*TASK OBJECTIVE*: Reply with one number: how many lines contain the word "this".

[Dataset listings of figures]
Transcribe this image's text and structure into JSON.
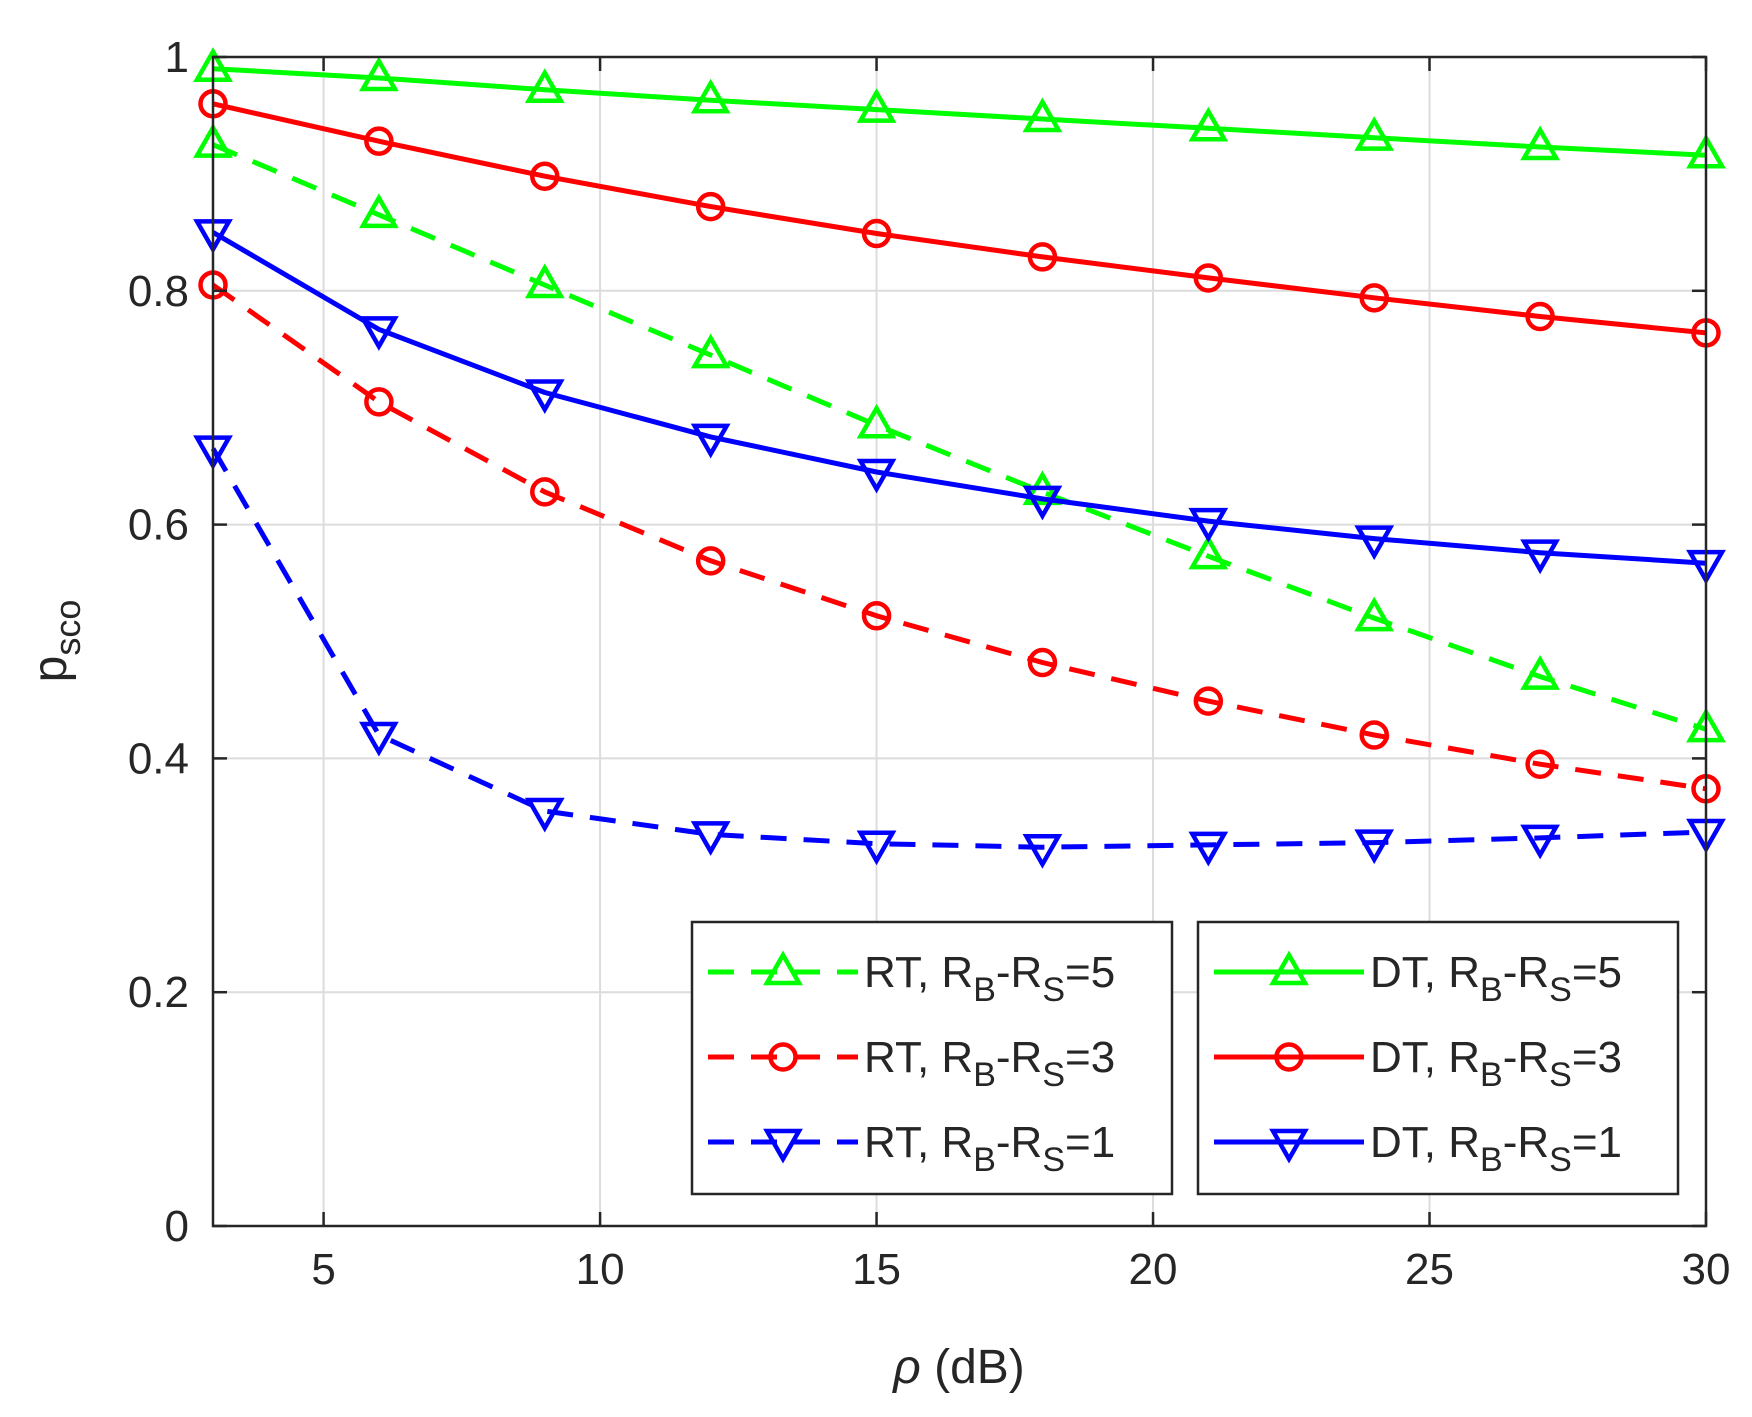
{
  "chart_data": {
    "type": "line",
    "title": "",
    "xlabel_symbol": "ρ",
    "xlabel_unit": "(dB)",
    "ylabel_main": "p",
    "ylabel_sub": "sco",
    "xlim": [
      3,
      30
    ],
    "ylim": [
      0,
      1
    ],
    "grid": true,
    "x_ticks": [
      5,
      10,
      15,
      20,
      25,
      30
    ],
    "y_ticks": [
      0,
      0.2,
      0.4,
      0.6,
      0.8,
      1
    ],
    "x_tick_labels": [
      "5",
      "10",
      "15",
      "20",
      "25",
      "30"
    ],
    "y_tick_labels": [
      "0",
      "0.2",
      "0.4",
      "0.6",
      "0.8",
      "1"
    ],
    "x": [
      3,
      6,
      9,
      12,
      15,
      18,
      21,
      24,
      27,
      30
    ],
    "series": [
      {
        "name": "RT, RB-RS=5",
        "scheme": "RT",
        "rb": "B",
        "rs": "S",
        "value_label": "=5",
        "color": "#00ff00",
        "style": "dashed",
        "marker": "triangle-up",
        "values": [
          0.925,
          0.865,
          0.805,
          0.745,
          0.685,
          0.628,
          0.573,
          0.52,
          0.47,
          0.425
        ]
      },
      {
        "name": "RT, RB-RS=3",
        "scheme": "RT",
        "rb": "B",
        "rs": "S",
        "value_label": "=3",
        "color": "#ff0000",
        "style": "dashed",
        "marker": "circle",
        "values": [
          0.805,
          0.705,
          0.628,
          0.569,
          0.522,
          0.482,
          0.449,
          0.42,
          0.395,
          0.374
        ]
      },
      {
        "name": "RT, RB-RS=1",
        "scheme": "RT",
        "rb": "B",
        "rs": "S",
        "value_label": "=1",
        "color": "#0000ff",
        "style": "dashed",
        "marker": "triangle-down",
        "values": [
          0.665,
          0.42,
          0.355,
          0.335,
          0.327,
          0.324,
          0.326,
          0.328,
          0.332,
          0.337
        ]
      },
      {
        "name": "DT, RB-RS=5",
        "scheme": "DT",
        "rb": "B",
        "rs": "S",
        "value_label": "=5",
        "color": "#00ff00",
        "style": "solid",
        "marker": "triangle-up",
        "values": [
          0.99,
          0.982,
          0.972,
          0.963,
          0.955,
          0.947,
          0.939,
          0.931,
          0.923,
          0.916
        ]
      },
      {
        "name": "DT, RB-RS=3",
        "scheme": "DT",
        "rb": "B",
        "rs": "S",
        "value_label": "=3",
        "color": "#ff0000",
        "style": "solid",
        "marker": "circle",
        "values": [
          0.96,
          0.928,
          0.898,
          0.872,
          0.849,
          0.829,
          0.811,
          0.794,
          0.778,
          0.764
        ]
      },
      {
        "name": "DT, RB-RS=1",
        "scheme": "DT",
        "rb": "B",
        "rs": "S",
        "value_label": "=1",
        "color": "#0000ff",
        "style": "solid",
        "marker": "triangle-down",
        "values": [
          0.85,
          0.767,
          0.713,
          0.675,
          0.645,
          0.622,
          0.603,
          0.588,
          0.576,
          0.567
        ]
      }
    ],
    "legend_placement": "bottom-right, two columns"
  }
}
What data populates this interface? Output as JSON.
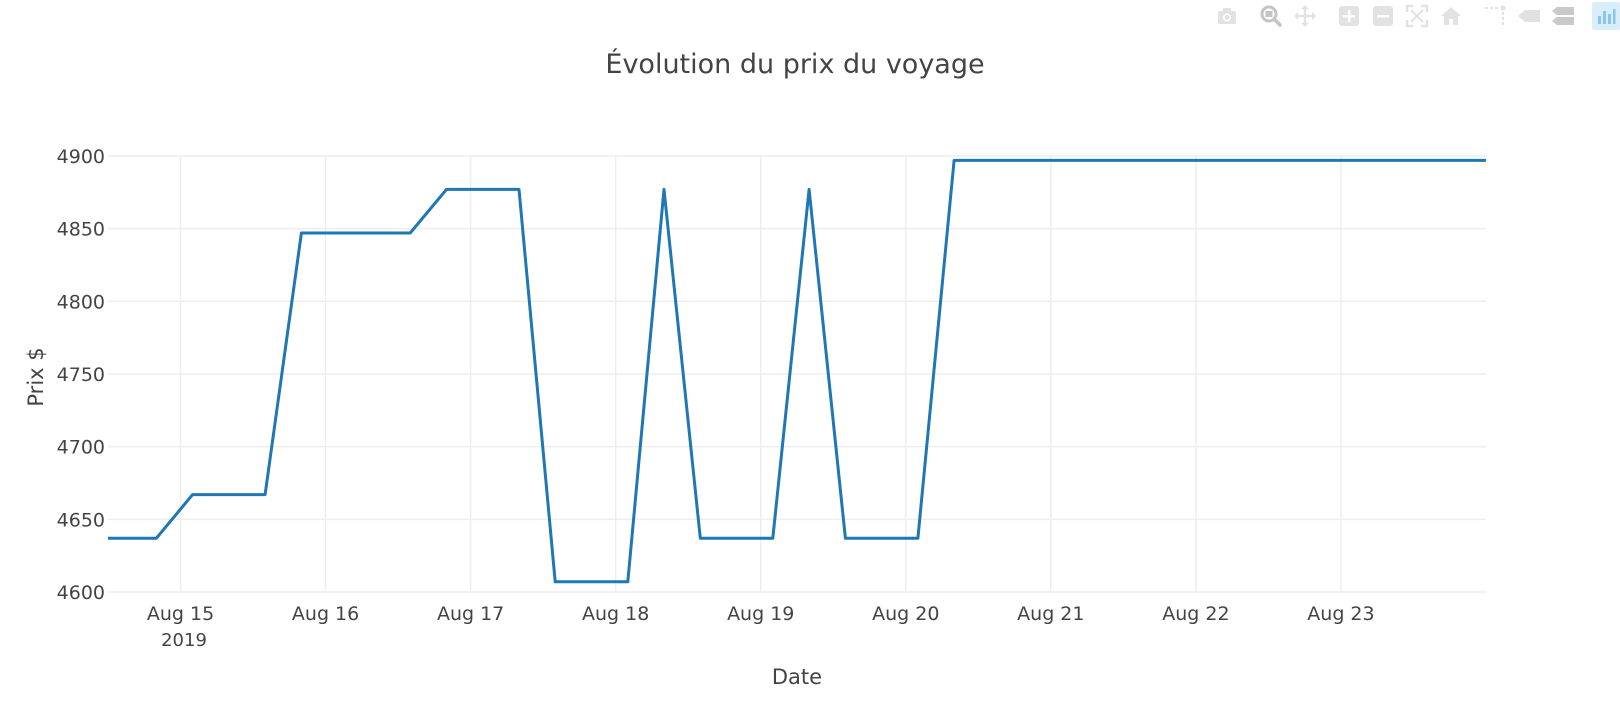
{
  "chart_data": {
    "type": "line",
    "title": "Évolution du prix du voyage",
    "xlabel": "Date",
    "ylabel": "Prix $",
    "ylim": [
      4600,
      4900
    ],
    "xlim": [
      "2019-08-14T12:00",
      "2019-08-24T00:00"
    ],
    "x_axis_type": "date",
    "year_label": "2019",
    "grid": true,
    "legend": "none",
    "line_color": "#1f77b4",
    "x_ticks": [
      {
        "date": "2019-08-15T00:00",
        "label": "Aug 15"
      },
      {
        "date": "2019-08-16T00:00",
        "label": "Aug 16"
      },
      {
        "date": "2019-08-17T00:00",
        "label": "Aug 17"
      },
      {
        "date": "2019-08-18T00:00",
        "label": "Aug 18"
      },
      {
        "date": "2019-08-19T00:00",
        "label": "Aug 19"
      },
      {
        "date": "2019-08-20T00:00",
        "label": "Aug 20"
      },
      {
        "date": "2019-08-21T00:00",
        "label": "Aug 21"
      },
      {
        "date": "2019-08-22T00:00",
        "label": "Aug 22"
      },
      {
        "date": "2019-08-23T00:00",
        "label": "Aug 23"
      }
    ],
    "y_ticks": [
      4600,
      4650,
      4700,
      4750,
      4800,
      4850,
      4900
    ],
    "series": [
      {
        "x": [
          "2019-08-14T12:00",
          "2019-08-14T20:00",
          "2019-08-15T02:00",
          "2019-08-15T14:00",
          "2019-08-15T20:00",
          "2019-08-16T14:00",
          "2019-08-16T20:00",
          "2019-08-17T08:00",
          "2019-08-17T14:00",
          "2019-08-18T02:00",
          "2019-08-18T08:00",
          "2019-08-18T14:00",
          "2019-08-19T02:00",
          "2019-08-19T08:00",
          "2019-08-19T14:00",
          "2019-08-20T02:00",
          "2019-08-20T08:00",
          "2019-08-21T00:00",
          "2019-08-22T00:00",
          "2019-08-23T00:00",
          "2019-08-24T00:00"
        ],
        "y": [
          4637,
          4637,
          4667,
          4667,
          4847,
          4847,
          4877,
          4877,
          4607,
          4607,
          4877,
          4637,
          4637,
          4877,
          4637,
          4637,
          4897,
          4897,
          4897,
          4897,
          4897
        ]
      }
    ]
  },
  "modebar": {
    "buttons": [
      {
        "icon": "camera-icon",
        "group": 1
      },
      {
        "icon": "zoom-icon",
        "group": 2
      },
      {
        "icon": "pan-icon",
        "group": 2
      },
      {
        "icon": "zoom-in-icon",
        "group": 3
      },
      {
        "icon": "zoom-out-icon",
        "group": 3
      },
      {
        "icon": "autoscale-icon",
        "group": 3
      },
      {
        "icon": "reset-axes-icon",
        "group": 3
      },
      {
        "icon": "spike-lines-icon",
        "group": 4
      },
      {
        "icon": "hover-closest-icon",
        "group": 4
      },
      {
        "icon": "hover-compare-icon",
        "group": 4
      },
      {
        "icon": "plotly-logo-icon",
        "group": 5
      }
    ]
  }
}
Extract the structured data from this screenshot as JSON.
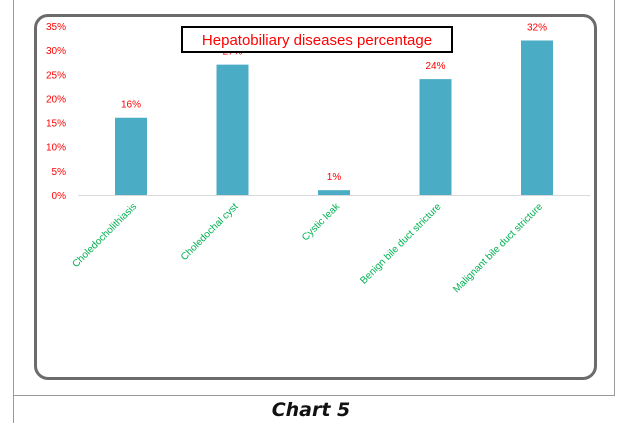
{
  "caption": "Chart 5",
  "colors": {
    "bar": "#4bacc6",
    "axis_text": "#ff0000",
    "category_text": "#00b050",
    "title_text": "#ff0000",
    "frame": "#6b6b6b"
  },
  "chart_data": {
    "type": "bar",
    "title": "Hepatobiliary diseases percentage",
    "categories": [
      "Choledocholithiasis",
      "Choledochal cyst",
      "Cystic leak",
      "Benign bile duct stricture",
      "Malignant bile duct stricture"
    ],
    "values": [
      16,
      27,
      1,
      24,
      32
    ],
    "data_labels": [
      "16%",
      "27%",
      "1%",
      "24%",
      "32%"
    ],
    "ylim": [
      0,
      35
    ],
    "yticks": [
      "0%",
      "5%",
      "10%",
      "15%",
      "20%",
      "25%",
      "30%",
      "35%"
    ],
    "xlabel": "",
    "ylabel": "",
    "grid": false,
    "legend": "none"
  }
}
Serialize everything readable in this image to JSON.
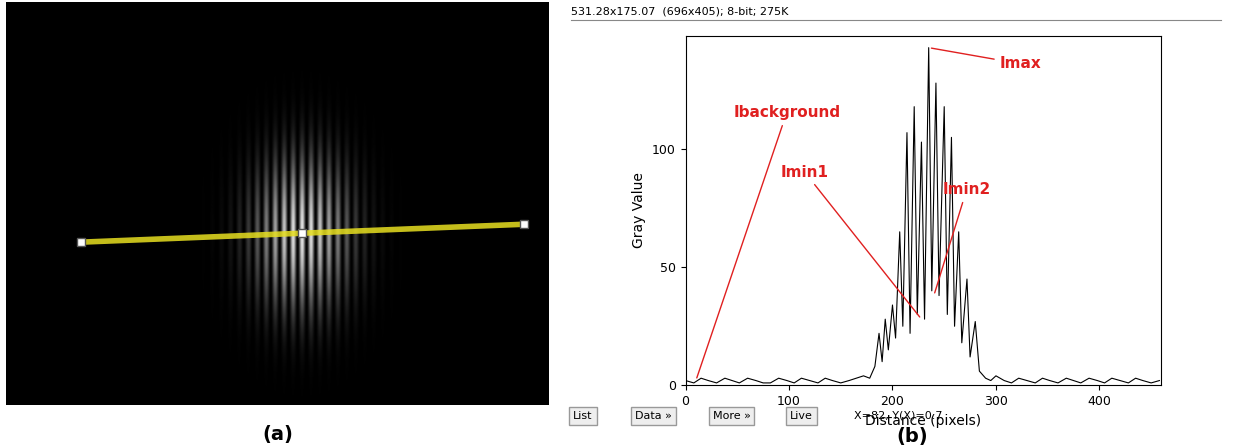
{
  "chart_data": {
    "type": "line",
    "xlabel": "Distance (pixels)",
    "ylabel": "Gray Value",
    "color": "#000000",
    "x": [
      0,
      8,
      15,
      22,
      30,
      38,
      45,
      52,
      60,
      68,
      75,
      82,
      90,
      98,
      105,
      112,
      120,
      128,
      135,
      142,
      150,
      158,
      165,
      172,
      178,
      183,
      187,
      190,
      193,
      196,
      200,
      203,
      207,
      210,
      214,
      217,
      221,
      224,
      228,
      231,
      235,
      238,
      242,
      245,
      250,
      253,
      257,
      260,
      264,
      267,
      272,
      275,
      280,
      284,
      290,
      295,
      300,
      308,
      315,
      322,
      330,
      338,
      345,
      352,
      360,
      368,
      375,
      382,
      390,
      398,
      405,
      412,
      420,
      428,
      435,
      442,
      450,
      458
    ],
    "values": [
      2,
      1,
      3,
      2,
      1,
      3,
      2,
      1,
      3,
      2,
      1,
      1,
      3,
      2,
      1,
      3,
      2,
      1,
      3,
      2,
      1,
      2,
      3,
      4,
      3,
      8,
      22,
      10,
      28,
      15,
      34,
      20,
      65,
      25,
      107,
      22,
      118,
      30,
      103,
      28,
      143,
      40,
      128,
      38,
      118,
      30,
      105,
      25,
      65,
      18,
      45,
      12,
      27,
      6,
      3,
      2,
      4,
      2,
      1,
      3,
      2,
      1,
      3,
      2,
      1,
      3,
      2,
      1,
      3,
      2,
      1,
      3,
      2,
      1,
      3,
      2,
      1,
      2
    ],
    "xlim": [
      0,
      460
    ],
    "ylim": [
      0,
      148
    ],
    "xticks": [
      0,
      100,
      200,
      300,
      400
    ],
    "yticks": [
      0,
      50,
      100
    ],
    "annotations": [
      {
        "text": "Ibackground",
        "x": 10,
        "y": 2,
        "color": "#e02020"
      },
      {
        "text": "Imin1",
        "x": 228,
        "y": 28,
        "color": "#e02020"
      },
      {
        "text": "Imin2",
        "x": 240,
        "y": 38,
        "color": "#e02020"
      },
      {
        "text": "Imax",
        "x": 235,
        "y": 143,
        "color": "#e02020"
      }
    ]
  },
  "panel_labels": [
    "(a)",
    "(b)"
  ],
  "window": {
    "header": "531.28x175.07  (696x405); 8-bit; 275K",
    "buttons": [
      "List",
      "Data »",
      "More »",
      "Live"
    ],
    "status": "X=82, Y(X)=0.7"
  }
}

*RESULT*: 4